> _What the task requires_
Below is a block of records: output all of them exactly and leave out the pictures.

> _Records for the exercise_

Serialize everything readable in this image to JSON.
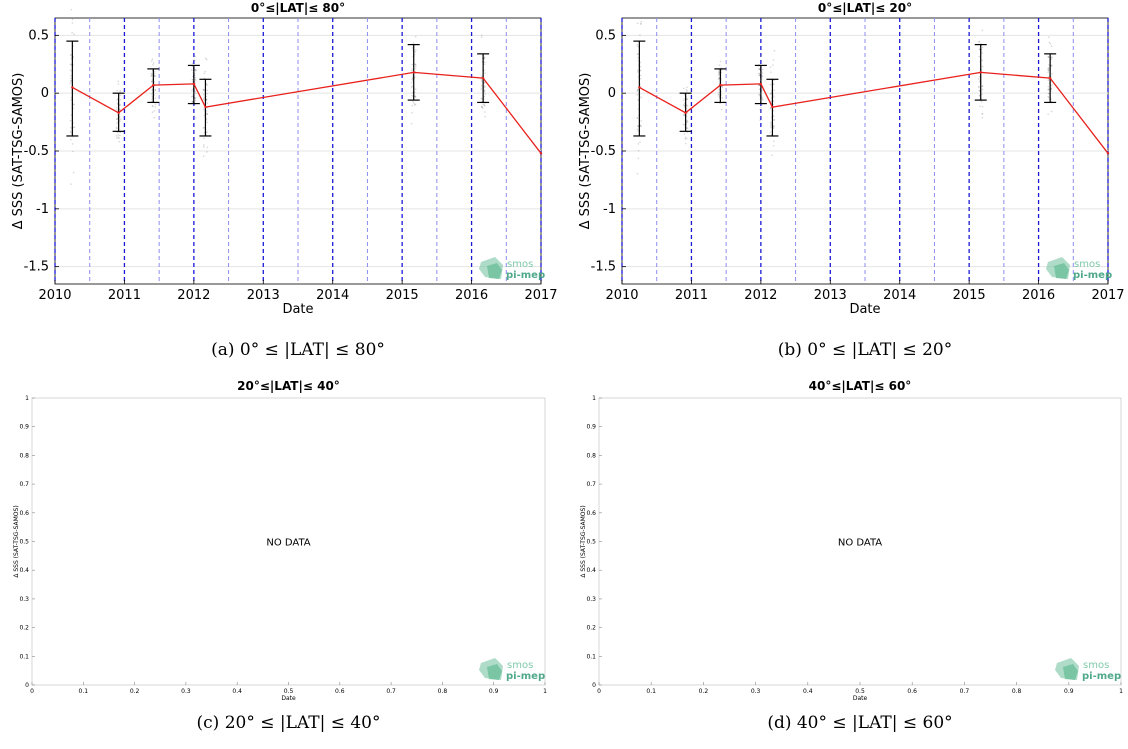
{
  "chart_data": [
    {
      "type": "line",
      "title": "0°≤|LAT|≤ 80°",
      "xlabel": "Date",
      "ylabel": "Δ SSS (SAT-TSG-SAMOS)",
      "caption": "(a) 0° ≤ |LAT| ≤ 80°",
      "xlim": [
        2010,
        2017
      ],
      "ylim": [
        -1.65,
        0.65
      ],
      "xticks": [
        "2010",
        "2011",
        "2012",
        "2013",
        "2014",
        "2015",
        "2016",
        "2017"
      ],
      "yticks": [
        "0.5",
        "0",
        "-0.5",
        "-1",
        "-1.5"
      ],
      "grid": true,
      "series": [
        {
          "x": [
            "2010-04",
            "2010-12",
            "2011-06",
            "2012-01",
            "2012-03",
            "2015-03",
            "2016-03",
            "2017-01"
          ],
          "values": [
            0.05,
            -0.17,
            0.07,
            0.08,
            -0.12,
            0.18,
            0.13,
            -0.52
          ],
          "error_low": [
            -0.37,
            -0.33,
            -0.08,
            -0.09,
            -0.37,
            -0.06,
            -0.08,
            null
          ],
          "error_high": [
            0.45,
            0.0,
            0.21,
            0.24,
            0.12,
            0.42,
            0.34,
            null
          ],
          "color": "#e8211c"
        }
      ]
    },
    {
      "type": "line",
      "title": "0°≤|LAT|≤ 20°",
      "xlabel": "Date",
      "ylabel": "Δ SSS (SAT-TSG-SAMOS)",
      "caption": "(b) 0° ≤ |LAT| ≤ 20°",
      "xlim": [
        2010,
        2017
      ],
      "ylim": [
        -1.65,
        0.65
      ],
      "xticks": [
        "2010",
        "2011",
        "2012",
        "2013",
        "2014",
        "2015",
        "2016",
        "2017"
      ],
      "yticks": [
        "0.5",
        "0",
        "-0.5",
        "-1",
        "-1.5"
      ],
      "grid": true,
      "series": [
        {
          "x": [
            "2010-04",
            "2010-12",
            "2011-06",
            "2012-01",
            "2012-03",
            "2015-03",
            "2016-03",
            "2017-01"
          ],
          "values": [
            0.05,
            -0.17,
            0.07,
            0.08,
            -0.12,
            0.18,
            0.13,
            -0.52
          ],
          "error_low": [
            -0.37,
            -0.33,
            -0.08,
            -0.09,
            -0.37,
            -0.06,
            -0.08,
            null
          ],
          "error_high": [
            0.45,
            0.0,
            0.21,
            0.24,
            0.12,
            0.42,
            0.34,
            null
          ],
          "color": "#e8211c"
        }
      ]
    },
    {
      "type": "line",
      "title": "20°≤|LAT|≤ 40°",
      "xlabel": "Date",
      "ylabel": "Δ SSS (SAT-TSG-SAMOS)",
      "caption": "(c) 20° ≤ |LAT| ≤ 40°",
      "xlim": [
        0,
        1
      ],
      "ylim": [
        0,
        1
      ],
      "xticks": [
        "0",
        "0.1",
        "0.2",
        "0.3",
        "0.4",
        "0.5",
        "0.6",
        "0.7",
        "0.8",
        "0.9",
        "1"
      ],
      "yticks": [
        "1",
        "0.9",
        "0.8",
        "0.7",
        "0.6",
        "0.5",
        "0.4",
        "0.3",
        "0.2",
        "0.1",
        "0"
      ],
      "annotation": "NO DATA",
      "series": []
    },
    {
      "type": "line",
      "title": "40°≤|LAT|≤ 60°",
      "xlabel": "Date",
      "ylabel": "Δ SSS (SAT-TSG-SAMOS)",
      "caption": "(d) 40° ≤ |LAT| ≤ 60°",
      "xlim": [
        0,
        1
      ],
      "ylim": [
        0,
        1
      ],
      "xticks": [
        "0",
        "0.1",
        "0.2",
        "0.3",
        "0.4",
        "0.5",
        "0.6",
        "0.7",
        "0.8",
        "0.9",
        "1"
      ],
      "yticks": [
        "1",
        "0.9",
        "0.8",
        "0.7",
        "0.6",
        "0.5",
        "0.4",
        "0.3",
        "0.2",
        "0.1",
        "0"
      ],
      "annotation": "NO DATA",
      "series": []
    }
  ],
  "logo": {
    "line1": "smos",
    "line2": "pi-mep"
  },
  "colors": {
    "line": "#e8211c",
    "error_bar": "#000000",
    "scatter": "#8c8c8c",
    "major_vline": "#1a1ad6",
    "minor_vline": "#8c8cf0",
    "grid": "#e4e4e4",
    "logo": "#6dbf9a"
  }
}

> _Answer to this exercise_
Serialize everything readable in this image to JSON.
{
  "chart_data": [
    {
      "type": "line",
      "title": "0°≤|LAT|≤ 80°",
      "xlabel": "Date",
      "ylabel": "Δ SSS (SAT-TSG-SAMOS)",
      "caption": "(a) 0° ≤ |LAT| ≤ 80°",
      "xlim": [
        2010,
        2017
      ],
      "ylim": [
        -1.65,
        0.65
      ],
      "xticks": [
        "2010",
        "2011",
        "2012",
        "2013",
        "2014",
        "2015",
        "2016",
        "2017"
      ],
      "yticks": [
        "0.5",
        "0",
        "-0.5",
        "-1",
        "-1.5"
      ],
      "grid": true,
      "series": [
        {
          "x": [
            "2010-04",
            "2010-12",
            "2011-06",
            "2012-01",
            "2012-03",
            "2015-03",
            "2016-03",
            "2017-01"
          ],
          "values": [
            0.05,
            -0.17,
            0.07,
            0.08,
            -0.12,
            0.18,
            0.13,
            -0.52
          ],
          "error_low": [
            -0.37,
            -0.33,
            -0.08,
            -0.09,
            -0.37,
            -0.06,
            -0.08,
            null
          ],
          "error_high": [
            0.45,
            0.0,
            0.21,
            0.24,
            0.12,
            0.42,
            0.34,
            null
          ],
          "color": "#e8211c"
        }
      ]
    },
    {
      "type": "line",
      "title": "0°≤|LAT|≤ 20°",
      "xlabel": "Date",
      "ylabel": "Δ SSS (SAT-TSG-SAMOS)",
      "caption": "(b) 0° ≤ |LAT| ≤ 20°",
      "xlim": [
        2010,
        2017
      ],
      "ylim": [
        -1.65,
        0.65
      ],
      "xticks": [
        "2010",
        "2011",
        "2012",
        "2013",
        "2014",
        "2015",
        "2016",
        "2017"
      ],
      "yticks": [
        "0.5",
        "0",
        "-0.5",
        "-1",
        "-1.5"
      ],
      "grid": true,
      "series": [
        {
          "x": [
            "2010-04",
            "2010-12",
            "2011-06",
            "2012-01",
            "2012-03",
            "2015-03",
            "2016-03",
            "2017-01"
          ],
          "values": [
            0.05,
            -0.17,
            0.07,
            0.08,
            -0.12,
            0.18,
            0.13,
            -0.52
          ],
          "error_low": [
            -0.37,
            -0.33,
            -0.08,
            -0.09,
            -0.37,
            -0.06,
            -0.08,
            null
          ],
          "error_high": [
            0.45,
            0.0,
            0.21,
            0.24,
            0.12,
            0.42,
            0.34,
            null
          ],
          "color": "#e8211c"
        }
      ]
    },
    {
      "type": "line",
      "title": "20°≤|LAT|≤ 40°",
      "xlabel": "Date",
      "ylabel": "Δ SSS (SAT-TSG-SAMOS)",
      "caption": "(c) 20° ≤ |LAT| ≤ 40°",
      "xlim": [
        0,
        1
      ],
      "ylim": [
        0,
        1
      ],
      "xticks": [
        "0",
        "0.1",
        "0.2",
        "0.3",
        "0.4",
        "0.5",
        "0.6",
        "0.7",
        "0.8",
        "0.9",
        "1"
      ],
      "yticks": [
        "1",
        "0.9",
        "0.8",
        "0.7",
        "0.6",
        "0.5",
        "0.4",
        "0.3",
        "0.2",
        "0.1",
        "0"
      ],
      "annotation": "NO DATA",
      "series": []
    },
    {
      "type": "line",
      "title": "40°≤|LAT|≤ 60°",
      "xlabel": "Date",
      "ylabel": "Δ SSS (SAT-TSG-SAMOS)",
      "caption": "(d) 40° ≤ |LAT| ≤ 60°",
      "xlim": [
        0,
        1
      ],
      "ylim": [
        0,
        1
      ],
      "xticks": [
        "0",
        "0.1",
        "0.2",
        "0.3",
        "0.4",
        "0.5",
        "0.6",
        "0.7",
        "0.8",
        "0.9",
        "1"
      ],
      "yticks": [
        "1",
        "0.9",
        "0.8",
        "0.7",
        "0.6",
        "0.5",
        "0.4",
        "0.3",
        "0.2",
        "0.1",
        "0"
      ],
      "annotation": "NO DATA",
      "series": []
    }
  ],
  "logo": {
    "line1": "smos",
    "line2": "pi-mep"
  },
  "colors": {
    "line": "#e8211c",
    "error_bar": "#000000",
    "scatter": "#8c8c8c",
    "major_vline": "#1a1ad6",
    "minor_vline": "#8c8cf0",
    "grid": "#e4e4e4",
    "logo": "#6dbf9a"
  }
}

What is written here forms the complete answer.